**WHAT THE EXERCISE ASKS**
From the entries below, copy every line that holds the word "content".

───── THE INPUT

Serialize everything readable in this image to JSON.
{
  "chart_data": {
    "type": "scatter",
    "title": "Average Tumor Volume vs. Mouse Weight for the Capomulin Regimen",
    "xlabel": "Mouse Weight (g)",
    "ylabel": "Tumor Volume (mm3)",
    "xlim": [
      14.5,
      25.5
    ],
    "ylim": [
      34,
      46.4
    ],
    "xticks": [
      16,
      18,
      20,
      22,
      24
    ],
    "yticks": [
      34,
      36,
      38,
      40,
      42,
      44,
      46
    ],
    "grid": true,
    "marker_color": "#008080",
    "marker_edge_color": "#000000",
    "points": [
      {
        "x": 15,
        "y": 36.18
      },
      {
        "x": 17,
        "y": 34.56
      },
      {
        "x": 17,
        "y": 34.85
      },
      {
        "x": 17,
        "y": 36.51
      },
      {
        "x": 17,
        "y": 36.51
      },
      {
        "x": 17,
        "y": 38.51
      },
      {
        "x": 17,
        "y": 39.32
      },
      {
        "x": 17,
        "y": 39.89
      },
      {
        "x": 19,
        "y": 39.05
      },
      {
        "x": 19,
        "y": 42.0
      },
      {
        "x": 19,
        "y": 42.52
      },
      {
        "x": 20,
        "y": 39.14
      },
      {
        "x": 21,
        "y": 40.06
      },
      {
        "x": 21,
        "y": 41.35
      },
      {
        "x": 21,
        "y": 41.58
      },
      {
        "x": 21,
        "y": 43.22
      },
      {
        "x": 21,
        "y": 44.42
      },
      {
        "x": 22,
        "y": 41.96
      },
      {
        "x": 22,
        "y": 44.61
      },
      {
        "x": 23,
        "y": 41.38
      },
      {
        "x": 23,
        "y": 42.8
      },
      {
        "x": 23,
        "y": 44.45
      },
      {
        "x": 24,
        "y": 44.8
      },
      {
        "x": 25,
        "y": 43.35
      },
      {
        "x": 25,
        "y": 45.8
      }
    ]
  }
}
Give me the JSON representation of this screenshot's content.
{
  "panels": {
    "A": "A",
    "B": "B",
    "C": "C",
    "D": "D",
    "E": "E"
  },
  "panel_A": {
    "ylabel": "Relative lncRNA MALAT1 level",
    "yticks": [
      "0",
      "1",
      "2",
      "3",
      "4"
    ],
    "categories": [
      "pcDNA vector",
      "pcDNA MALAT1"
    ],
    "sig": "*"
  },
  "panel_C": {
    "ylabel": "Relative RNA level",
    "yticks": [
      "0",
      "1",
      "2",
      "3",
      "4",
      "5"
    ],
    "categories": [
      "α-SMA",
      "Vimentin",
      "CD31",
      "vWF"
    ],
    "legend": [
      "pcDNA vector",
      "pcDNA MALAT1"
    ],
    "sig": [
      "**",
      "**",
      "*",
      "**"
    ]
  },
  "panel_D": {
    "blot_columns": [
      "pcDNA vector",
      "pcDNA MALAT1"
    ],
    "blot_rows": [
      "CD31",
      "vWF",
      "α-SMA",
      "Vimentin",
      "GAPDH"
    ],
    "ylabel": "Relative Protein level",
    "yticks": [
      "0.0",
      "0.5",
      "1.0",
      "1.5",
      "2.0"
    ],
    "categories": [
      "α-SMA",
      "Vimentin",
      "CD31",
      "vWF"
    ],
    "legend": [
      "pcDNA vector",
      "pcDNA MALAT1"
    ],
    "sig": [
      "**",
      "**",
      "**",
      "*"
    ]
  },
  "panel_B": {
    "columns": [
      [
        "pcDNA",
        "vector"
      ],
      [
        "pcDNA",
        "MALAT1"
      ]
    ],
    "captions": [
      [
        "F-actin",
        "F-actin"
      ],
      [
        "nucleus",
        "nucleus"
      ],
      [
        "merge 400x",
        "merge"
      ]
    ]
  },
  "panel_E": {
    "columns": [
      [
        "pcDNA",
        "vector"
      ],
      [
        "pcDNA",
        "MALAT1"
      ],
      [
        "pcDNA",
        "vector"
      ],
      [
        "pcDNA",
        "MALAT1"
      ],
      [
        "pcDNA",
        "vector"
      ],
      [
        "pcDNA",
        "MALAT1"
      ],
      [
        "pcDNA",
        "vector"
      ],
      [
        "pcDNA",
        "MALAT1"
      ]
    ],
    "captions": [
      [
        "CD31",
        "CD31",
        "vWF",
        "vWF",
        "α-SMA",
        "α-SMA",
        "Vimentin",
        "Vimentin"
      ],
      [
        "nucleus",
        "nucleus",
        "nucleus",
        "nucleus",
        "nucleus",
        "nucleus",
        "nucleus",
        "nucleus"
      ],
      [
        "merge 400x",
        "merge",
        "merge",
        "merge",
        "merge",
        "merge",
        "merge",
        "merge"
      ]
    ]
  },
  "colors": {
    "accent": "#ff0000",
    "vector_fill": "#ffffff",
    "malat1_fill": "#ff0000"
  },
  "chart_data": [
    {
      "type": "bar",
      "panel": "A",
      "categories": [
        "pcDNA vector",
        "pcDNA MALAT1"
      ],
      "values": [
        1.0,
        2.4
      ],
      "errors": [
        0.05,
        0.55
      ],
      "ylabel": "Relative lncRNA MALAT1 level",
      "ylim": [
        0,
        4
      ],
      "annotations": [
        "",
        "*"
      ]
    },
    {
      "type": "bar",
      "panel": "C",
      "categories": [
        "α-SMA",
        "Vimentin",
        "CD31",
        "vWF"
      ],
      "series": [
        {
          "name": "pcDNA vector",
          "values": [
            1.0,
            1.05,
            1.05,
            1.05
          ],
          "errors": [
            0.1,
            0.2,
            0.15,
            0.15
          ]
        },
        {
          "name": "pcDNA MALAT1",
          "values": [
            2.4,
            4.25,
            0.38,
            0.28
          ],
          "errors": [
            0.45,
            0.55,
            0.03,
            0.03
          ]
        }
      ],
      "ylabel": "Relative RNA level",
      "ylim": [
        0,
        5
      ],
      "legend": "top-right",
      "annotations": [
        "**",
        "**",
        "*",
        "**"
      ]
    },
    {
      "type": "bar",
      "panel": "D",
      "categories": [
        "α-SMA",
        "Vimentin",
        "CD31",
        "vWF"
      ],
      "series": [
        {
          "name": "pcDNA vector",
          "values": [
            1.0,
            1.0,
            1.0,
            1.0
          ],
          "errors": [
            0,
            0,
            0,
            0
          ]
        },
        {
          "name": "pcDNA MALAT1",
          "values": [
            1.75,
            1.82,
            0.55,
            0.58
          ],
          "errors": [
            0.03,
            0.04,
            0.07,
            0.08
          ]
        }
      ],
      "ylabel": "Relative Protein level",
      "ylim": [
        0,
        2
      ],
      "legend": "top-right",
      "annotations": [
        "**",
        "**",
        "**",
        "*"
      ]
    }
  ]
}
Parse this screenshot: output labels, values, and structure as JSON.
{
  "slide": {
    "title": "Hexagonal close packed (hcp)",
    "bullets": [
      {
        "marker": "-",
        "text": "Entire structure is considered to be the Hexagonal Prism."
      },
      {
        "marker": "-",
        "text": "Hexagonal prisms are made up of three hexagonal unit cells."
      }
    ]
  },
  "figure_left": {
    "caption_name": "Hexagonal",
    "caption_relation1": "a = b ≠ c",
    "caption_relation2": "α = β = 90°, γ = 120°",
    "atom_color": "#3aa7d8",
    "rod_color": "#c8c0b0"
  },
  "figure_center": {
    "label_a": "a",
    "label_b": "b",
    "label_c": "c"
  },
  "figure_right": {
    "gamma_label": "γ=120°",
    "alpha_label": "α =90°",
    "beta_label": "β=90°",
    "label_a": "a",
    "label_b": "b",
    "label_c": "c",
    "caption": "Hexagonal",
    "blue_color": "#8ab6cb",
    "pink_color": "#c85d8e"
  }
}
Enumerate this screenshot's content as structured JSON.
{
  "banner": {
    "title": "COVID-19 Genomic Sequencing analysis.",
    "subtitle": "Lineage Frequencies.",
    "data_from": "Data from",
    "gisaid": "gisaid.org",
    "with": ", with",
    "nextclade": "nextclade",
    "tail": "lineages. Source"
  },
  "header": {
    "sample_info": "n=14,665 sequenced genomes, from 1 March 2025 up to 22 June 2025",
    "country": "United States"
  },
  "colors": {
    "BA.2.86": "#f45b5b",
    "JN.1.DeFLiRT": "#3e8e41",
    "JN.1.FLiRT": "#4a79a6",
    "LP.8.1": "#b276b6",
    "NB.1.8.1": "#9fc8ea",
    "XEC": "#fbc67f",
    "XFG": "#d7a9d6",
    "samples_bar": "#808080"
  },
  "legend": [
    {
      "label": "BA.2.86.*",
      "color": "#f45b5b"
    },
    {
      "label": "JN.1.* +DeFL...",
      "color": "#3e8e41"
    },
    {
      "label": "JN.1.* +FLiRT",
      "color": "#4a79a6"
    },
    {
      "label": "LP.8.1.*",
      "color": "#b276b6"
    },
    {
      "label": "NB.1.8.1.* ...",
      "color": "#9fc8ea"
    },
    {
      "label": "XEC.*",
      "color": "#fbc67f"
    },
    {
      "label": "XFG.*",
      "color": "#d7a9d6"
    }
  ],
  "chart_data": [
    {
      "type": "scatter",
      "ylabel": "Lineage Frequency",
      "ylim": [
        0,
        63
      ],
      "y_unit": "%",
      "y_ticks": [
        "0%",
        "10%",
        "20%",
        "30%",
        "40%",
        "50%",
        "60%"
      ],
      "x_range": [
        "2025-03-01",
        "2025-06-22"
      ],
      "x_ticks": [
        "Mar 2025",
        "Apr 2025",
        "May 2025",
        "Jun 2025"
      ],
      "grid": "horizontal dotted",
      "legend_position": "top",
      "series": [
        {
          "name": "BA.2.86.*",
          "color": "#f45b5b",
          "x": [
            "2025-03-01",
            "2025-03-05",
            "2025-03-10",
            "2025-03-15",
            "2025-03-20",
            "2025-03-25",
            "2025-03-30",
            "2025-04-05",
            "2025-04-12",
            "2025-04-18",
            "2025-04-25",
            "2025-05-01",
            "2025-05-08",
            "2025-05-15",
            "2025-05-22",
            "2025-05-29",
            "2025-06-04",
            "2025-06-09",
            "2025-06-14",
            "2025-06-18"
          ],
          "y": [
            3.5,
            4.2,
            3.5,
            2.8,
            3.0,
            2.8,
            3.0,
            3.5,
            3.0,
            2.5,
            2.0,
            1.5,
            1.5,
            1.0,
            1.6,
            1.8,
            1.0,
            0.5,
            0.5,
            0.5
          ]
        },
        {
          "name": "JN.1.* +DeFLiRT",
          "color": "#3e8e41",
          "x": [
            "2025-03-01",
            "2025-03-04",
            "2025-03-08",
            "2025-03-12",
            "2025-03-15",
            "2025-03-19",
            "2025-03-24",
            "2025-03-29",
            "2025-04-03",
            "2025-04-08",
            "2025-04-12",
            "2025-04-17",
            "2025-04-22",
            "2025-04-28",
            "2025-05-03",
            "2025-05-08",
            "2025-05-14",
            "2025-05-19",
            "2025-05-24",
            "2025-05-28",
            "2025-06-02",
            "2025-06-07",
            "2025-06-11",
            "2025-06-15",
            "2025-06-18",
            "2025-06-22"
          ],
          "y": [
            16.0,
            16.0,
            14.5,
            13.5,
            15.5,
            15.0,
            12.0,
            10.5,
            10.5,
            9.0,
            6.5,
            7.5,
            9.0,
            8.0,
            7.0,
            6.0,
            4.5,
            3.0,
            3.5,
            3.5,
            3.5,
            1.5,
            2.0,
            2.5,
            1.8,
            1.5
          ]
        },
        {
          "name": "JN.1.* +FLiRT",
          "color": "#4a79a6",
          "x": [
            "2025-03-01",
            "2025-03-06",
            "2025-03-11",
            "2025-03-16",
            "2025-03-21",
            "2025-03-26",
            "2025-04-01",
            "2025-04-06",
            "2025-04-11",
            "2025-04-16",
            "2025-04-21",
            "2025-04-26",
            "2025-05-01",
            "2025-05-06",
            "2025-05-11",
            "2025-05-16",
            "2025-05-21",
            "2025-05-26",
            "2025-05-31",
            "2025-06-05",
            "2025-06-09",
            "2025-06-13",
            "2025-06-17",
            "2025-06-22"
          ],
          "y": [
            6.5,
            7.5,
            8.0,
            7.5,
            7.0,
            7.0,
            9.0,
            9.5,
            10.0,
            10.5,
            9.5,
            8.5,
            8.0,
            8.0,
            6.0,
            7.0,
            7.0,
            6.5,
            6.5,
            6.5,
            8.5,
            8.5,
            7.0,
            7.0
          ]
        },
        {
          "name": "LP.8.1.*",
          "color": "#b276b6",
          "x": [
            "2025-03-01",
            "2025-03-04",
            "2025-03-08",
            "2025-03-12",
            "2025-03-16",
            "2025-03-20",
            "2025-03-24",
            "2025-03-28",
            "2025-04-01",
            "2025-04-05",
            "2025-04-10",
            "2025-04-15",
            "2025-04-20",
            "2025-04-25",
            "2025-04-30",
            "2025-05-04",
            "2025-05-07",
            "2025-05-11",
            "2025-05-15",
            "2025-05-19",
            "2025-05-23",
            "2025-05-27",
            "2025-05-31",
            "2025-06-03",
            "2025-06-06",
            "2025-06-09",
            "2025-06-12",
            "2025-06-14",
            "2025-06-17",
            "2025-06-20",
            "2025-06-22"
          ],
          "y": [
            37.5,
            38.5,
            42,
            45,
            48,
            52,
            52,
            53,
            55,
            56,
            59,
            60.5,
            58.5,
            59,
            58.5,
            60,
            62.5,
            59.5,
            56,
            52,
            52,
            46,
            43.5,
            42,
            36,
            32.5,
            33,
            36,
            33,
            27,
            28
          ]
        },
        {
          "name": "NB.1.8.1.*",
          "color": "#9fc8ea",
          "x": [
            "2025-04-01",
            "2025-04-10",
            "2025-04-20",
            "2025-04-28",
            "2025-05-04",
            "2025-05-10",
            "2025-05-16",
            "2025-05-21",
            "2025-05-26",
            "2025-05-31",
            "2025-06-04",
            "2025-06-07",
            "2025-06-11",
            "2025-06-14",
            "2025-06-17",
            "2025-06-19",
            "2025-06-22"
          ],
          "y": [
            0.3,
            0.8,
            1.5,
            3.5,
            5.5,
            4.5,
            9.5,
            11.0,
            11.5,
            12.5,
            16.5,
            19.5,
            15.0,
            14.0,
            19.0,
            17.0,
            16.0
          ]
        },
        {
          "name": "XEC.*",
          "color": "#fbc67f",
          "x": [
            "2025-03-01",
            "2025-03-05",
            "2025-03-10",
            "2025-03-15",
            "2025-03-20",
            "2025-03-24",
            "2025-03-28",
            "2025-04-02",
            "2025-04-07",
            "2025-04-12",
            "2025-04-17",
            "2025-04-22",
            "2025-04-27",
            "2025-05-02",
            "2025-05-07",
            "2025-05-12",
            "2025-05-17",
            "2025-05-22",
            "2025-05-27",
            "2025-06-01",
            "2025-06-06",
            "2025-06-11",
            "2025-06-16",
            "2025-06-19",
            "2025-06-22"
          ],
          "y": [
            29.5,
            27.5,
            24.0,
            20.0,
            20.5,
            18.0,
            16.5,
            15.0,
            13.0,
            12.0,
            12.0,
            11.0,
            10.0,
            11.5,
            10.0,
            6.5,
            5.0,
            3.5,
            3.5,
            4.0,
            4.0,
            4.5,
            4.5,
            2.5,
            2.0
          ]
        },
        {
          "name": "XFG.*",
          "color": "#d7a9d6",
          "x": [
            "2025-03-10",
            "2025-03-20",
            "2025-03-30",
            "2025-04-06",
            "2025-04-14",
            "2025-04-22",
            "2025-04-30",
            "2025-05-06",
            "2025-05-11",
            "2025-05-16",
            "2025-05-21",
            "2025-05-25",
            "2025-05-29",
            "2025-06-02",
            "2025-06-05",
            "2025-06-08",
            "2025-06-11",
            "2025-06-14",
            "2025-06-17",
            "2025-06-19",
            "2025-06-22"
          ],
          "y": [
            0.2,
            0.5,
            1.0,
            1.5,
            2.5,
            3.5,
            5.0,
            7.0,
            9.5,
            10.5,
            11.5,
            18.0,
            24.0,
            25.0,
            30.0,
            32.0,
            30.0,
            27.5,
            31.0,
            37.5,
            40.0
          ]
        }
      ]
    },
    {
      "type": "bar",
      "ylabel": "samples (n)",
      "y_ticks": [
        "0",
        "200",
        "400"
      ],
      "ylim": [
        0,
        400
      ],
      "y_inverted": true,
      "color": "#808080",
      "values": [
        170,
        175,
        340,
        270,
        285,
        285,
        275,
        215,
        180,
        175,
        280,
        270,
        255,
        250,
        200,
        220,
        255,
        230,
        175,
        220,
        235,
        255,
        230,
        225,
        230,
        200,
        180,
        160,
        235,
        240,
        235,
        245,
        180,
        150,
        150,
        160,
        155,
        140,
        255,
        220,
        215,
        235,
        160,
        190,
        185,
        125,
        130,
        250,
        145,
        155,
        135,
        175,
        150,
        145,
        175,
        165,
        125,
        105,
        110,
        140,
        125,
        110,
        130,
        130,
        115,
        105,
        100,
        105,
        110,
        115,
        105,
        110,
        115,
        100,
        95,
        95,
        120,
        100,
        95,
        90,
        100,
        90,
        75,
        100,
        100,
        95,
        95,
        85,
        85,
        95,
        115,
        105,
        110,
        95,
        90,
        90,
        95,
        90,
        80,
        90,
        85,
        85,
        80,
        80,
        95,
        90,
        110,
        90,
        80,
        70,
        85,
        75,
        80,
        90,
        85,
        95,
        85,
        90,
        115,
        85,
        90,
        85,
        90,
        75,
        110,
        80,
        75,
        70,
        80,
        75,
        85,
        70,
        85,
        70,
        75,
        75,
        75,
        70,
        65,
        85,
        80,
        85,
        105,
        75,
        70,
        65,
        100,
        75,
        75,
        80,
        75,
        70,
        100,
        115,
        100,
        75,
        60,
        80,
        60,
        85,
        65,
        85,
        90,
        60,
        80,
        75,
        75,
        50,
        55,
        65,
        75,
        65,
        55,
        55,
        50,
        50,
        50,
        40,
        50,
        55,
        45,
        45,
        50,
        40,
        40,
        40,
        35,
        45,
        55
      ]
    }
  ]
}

──────────

**SOLVED EXERCISE**
Give me the JSON representation of this screenshot's content.
Enumerate this screenshot's content as structured JSON.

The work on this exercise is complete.